### WORK INSTRUCTIONS
Would you repeat the lines from the one with "Output a JSON" through the final line, both included, and nothing else? No pictures belong in the copy.
######
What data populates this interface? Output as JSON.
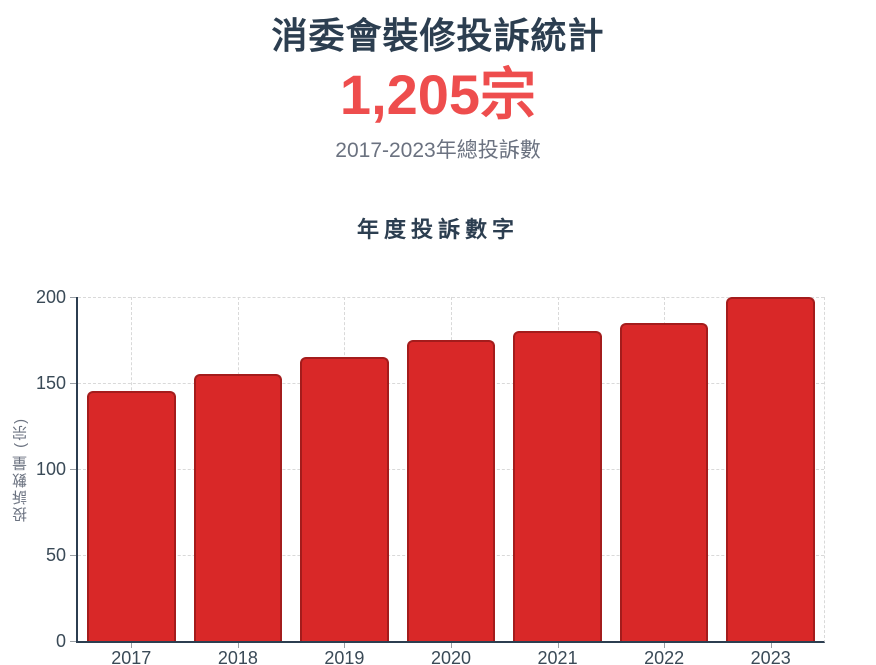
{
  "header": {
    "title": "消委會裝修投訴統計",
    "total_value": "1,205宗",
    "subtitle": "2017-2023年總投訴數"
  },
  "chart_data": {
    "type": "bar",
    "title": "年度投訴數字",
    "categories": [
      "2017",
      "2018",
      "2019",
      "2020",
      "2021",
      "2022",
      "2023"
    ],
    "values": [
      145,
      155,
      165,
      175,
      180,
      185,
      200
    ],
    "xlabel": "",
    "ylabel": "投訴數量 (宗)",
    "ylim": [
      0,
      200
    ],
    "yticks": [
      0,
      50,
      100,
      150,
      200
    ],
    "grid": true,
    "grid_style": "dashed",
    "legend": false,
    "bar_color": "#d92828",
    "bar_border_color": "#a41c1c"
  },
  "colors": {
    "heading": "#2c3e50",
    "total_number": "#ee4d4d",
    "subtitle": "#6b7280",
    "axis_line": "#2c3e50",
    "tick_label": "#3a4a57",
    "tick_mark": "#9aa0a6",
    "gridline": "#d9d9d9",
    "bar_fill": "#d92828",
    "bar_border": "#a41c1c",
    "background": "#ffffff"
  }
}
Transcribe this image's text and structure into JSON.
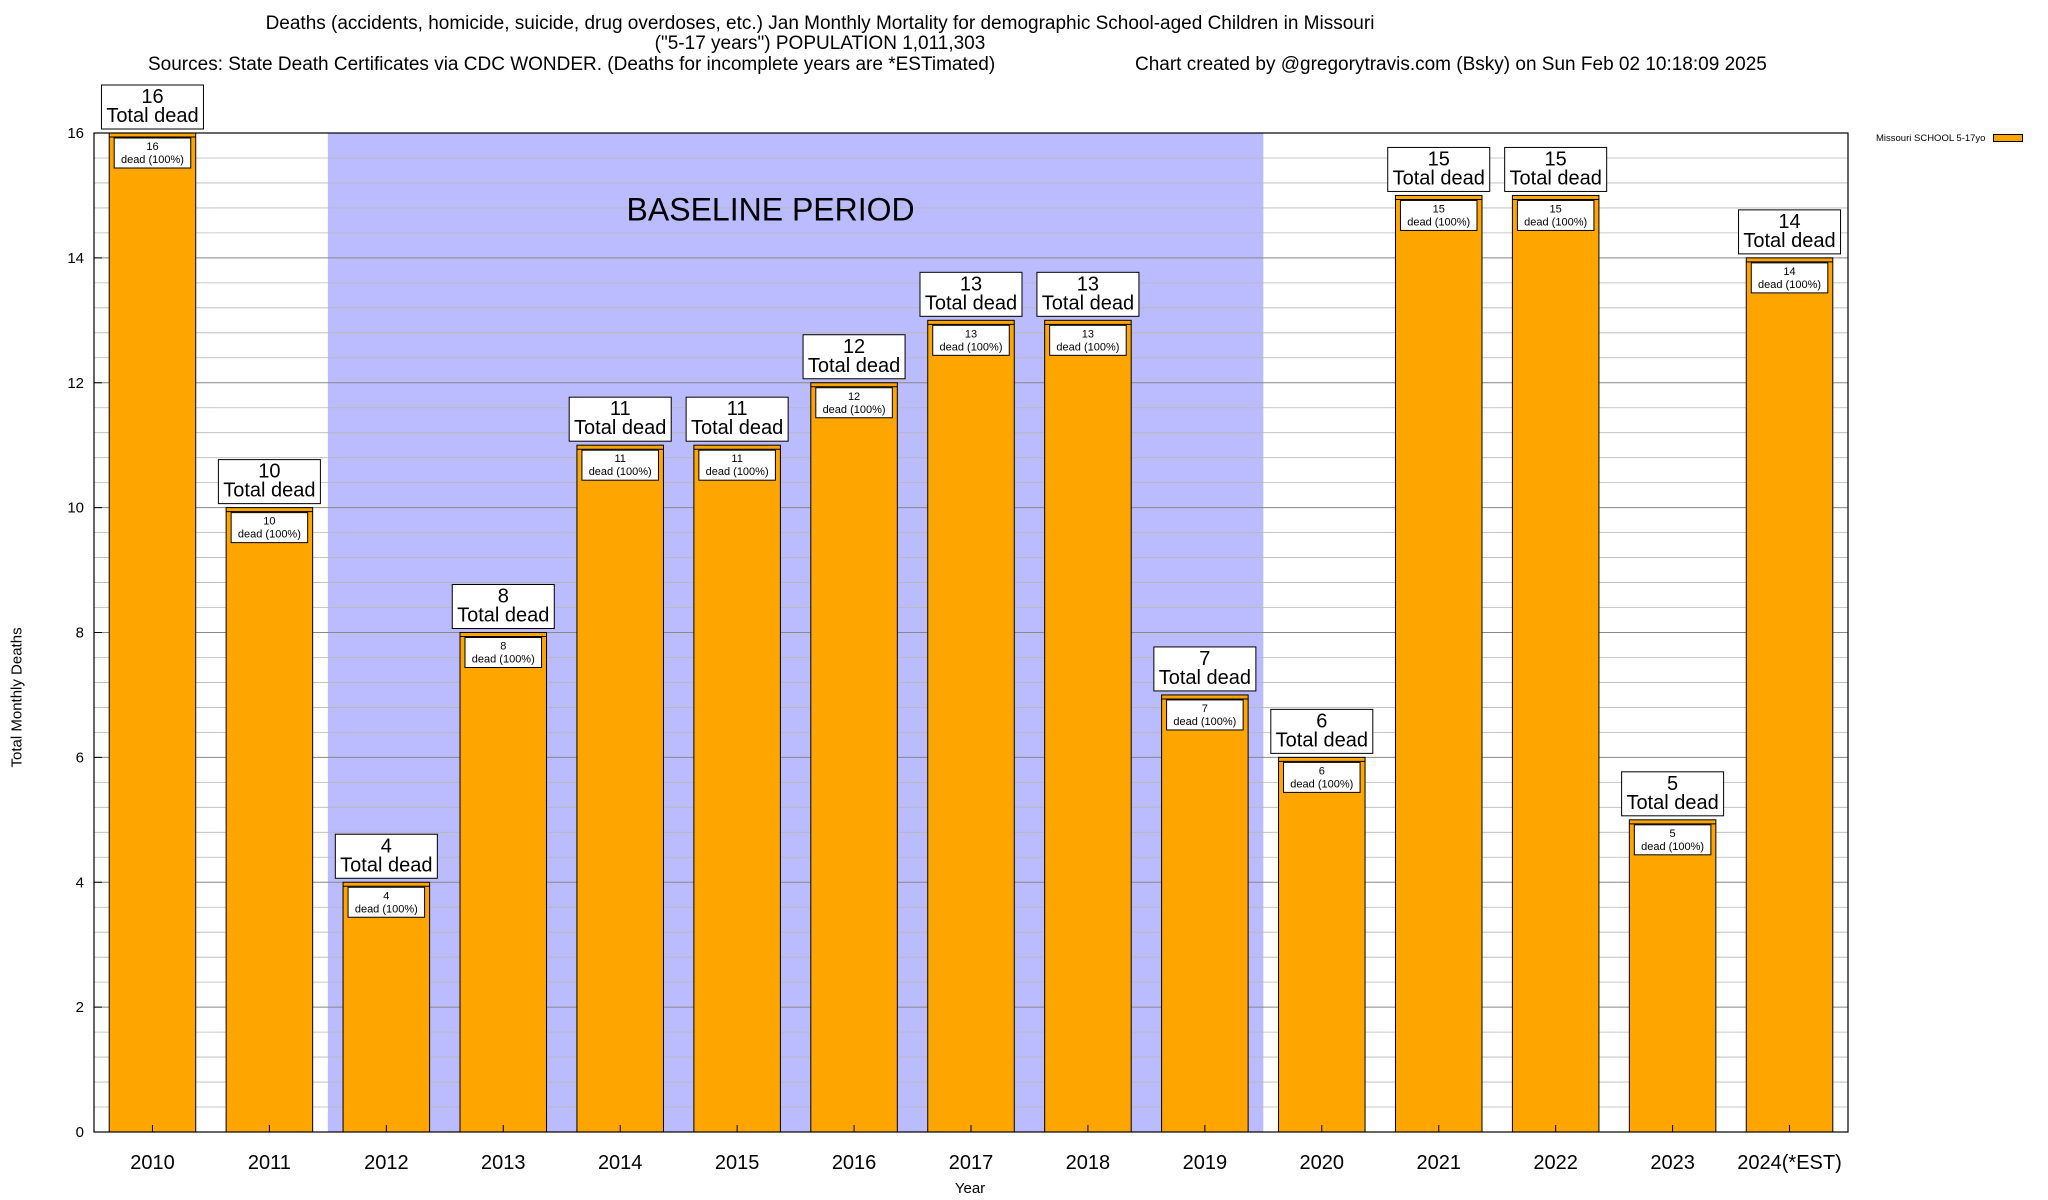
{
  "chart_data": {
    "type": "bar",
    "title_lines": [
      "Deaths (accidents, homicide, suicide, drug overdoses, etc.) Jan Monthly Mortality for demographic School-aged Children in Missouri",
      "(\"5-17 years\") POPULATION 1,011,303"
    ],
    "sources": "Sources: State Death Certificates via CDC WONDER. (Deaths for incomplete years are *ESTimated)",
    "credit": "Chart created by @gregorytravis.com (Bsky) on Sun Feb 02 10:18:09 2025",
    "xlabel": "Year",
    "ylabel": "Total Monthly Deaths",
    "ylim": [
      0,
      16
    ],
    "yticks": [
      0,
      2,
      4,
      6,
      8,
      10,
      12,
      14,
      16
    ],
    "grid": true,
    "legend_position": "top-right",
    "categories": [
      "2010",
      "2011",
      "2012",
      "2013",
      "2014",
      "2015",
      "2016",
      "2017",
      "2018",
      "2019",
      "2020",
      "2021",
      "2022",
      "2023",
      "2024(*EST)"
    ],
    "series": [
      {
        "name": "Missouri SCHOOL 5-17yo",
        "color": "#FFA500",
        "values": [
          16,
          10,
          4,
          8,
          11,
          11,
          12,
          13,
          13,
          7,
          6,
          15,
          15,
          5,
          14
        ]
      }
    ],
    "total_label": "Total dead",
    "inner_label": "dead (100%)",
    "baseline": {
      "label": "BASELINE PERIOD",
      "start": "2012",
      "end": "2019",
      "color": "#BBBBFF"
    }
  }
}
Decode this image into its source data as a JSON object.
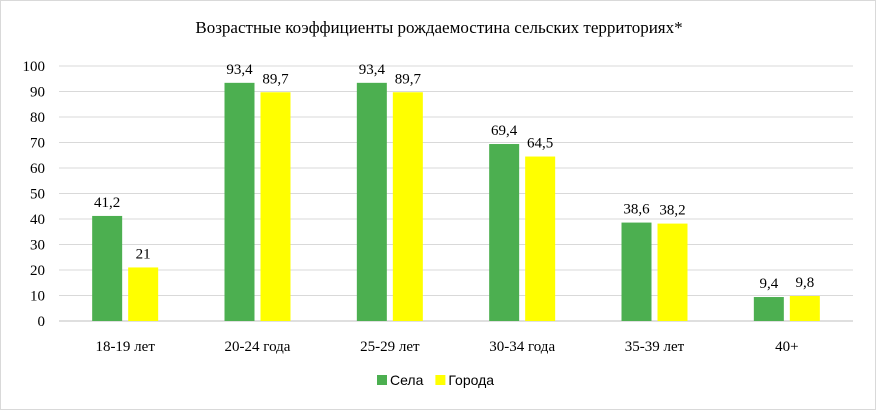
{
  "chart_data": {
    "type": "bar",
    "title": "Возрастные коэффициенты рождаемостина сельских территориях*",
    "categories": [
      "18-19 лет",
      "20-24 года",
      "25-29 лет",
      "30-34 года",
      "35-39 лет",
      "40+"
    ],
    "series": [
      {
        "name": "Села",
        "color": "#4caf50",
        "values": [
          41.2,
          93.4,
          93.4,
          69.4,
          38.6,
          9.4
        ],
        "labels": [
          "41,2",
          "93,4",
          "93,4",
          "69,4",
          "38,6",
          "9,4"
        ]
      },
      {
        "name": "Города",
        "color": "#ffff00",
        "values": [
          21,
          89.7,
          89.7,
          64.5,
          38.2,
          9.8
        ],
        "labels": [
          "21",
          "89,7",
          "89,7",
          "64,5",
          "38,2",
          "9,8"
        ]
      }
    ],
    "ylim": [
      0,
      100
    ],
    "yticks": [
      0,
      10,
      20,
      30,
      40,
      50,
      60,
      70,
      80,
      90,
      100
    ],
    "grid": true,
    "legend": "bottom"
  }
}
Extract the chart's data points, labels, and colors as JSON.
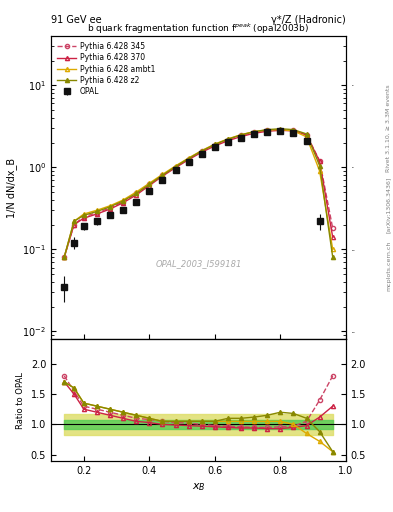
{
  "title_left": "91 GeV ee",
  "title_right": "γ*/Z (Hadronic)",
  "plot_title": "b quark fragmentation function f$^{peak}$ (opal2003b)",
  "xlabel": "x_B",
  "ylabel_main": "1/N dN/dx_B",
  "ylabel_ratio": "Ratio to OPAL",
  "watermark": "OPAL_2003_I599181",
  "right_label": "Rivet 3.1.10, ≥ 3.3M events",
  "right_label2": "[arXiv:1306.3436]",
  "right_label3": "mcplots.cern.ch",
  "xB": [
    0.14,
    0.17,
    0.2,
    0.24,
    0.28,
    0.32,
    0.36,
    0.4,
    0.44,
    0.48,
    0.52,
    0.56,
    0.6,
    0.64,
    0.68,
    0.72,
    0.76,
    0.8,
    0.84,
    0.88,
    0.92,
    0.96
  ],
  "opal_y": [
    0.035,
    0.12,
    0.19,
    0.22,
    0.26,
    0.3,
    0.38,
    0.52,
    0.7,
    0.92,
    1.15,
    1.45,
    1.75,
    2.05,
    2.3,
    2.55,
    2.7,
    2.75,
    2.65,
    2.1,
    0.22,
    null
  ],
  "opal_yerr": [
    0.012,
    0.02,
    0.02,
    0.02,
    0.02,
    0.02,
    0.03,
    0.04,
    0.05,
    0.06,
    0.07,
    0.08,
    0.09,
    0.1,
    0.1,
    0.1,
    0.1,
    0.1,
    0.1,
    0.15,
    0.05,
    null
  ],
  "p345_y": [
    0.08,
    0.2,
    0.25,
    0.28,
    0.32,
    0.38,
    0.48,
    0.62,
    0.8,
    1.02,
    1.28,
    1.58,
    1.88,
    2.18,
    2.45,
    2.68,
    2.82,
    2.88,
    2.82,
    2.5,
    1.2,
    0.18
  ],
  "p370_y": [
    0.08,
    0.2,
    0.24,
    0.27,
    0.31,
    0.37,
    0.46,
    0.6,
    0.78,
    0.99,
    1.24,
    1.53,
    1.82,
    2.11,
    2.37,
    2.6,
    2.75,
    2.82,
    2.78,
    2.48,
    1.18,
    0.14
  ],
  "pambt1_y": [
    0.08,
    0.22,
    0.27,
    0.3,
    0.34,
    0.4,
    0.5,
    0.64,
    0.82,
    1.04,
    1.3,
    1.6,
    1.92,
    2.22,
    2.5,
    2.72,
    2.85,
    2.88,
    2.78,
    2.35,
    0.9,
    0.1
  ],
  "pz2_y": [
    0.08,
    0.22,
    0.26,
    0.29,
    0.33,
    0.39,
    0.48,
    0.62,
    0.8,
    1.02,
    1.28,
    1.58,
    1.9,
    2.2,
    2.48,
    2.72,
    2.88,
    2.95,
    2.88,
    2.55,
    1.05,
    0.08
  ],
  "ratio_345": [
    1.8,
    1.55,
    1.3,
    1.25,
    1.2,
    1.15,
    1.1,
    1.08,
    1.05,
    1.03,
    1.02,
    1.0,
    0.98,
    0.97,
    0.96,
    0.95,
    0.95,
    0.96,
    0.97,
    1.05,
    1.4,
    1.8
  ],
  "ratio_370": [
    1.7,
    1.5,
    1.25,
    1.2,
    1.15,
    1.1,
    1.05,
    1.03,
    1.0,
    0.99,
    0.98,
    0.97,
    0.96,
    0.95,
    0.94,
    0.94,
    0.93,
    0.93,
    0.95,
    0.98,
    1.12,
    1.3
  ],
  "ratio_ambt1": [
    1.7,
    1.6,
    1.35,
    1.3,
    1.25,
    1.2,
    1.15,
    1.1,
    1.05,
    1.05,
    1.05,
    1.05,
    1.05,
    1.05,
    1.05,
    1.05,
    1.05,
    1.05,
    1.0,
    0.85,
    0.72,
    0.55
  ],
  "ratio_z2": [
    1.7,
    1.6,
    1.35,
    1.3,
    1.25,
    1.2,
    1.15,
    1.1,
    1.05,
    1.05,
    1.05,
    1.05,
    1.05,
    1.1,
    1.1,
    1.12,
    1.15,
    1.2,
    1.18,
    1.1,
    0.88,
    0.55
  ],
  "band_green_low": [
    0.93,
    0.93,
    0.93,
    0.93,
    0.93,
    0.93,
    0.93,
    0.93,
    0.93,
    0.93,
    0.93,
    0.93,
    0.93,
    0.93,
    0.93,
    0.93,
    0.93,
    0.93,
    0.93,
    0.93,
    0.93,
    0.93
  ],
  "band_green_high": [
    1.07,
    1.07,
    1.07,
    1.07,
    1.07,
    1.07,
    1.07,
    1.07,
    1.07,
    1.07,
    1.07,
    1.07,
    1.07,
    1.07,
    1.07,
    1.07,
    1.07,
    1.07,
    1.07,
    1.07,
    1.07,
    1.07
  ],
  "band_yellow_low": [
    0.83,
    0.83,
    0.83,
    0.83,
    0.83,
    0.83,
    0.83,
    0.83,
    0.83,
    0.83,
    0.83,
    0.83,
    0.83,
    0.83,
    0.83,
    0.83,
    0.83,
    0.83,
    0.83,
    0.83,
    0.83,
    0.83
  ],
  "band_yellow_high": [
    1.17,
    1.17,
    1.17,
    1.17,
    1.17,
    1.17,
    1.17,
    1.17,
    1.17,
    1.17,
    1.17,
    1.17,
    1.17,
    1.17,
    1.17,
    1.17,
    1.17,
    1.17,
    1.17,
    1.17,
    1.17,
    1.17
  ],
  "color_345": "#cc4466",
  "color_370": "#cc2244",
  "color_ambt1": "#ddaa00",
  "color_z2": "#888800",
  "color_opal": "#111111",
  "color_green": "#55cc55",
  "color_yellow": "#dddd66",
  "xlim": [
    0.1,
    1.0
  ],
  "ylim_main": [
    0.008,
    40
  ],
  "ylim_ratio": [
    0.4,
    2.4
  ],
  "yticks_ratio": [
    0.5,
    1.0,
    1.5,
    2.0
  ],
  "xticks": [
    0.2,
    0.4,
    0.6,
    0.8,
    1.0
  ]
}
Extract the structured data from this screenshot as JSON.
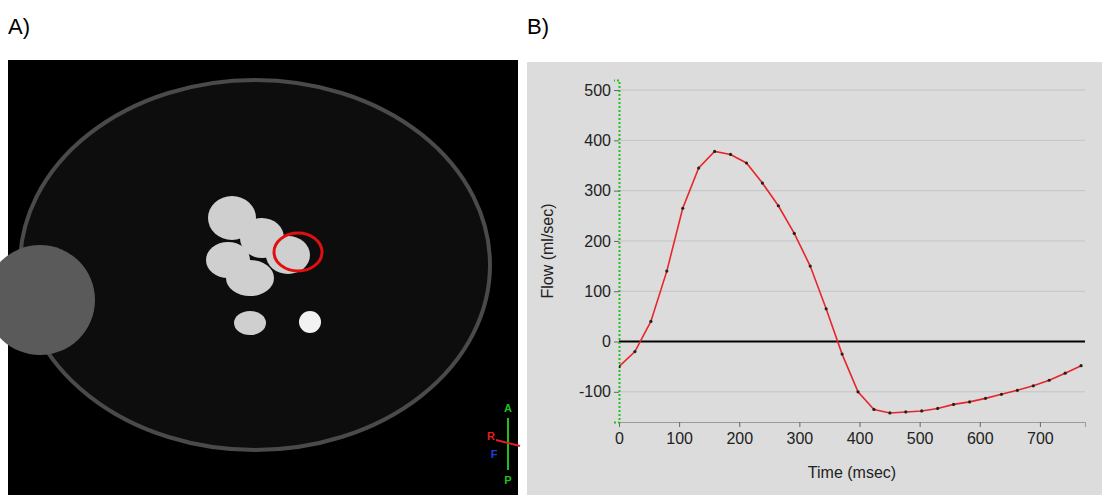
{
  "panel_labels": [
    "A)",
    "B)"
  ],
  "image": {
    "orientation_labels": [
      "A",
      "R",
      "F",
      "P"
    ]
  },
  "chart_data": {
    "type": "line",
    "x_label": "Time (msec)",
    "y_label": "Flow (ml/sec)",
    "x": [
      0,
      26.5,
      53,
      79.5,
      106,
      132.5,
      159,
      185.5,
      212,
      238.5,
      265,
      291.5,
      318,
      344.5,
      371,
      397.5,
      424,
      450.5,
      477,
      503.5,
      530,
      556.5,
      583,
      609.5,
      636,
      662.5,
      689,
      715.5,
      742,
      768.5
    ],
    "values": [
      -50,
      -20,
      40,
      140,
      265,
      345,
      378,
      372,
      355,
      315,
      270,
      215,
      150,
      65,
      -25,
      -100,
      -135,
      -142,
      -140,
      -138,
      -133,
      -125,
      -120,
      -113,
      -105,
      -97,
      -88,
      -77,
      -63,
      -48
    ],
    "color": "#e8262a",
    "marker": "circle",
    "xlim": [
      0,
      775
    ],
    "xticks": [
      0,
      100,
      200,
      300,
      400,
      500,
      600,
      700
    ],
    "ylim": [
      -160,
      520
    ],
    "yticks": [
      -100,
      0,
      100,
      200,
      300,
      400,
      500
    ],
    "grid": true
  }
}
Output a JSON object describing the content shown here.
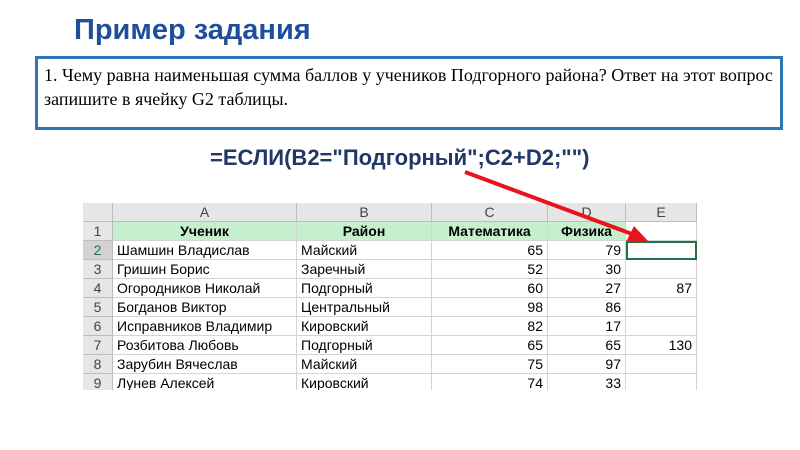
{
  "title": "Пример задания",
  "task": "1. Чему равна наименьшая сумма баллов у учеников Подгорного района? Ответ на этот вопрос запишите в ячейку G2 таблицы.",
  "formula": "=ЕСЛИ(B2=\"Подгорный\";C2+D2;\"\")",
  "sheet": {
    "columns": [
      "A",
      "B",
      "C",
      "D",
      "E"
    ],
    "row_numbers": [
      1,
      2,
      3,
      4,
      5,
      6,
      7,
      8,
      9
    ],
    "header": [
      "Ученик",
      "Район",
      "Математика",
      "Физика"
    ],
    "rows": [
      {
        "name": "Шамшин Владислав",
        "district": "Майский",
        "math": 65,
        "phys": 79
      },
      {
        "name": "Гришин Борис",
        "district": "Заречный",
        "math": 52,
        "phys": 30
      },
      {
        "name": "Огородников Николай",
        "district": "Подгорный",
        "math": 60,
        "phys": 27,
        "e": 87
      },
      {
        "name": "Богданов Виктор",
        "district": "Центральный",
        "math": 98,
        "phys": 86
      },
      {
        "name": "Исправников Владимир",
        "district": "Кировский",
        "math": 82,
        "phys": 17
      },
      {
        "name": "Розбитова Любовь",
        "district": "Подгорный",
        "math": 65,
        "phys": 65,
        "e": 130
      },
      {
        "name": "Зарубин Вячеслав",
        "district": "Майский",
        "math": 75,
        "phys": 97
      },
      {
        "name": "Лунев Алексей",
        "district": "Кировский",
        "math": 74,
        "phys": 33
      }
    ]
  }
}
######
### ANSWER TO THIS PROBLEM
Output a JSON object describing the content shown here.
{
  "title": "Пример задания",
  "task": "1. Чему равна наименьшая сумма баллов у учеников Подгорного района? Ответ на этот вопрос запишите в ячейку G2 таблицы.",
  "formula": "=ЕСЛИ(B2=\"Подгорный\";C2+D2;\"\")",
  "sheet": {
    "columns": [
      "A",
      "B",
      "C",
      "D",
      "E"
    ],
    "row_numbers": [
      1,
      2,
      3,
      4,
      5,
      6,
      7,
      8,
      9
    ],
    "header": [
      "Ученик",
      "Район",
      "Математика",
      "Физика"
    ],
    "rows": [
      {
        "name": "Шамшин Владислав",
        "district": "Майский",
        "math": 65,
        "phys": 79
      },
      {
        "name": "Гришин Борис",
        "district": "Заречный",
        "math": 52,
        "phys": 30
      },
      {
        "name": "Огородников Николай",
        "district": "Подгорный",
        "math": 60,
        "phys": 27,
        "e": 87
      },
      {
        "name": "Богданов Виктор",
        "district": "Центральный",
        "math": 98,
        "phys": 86
      },
      {
        "name": "Исправников Владимир",
        "district": "Кировский",
        "math": 82,
        "phys": 17
      },
      {
        "name": "Розбитова Любовь",
        "district": "Подгорный",
        "math": 65,
        "phys": 65,
        "e": 130
      },
      {
        "name": "Зарубин Вячеслав",
        "district": "Майский",
        "math": 75,
        "phys": 97
      },
      {
        "name": "Лунев Алексей",
        "district": "Кировский",
        "math": 74,
        "phys": 33
      }
    ]
  }
}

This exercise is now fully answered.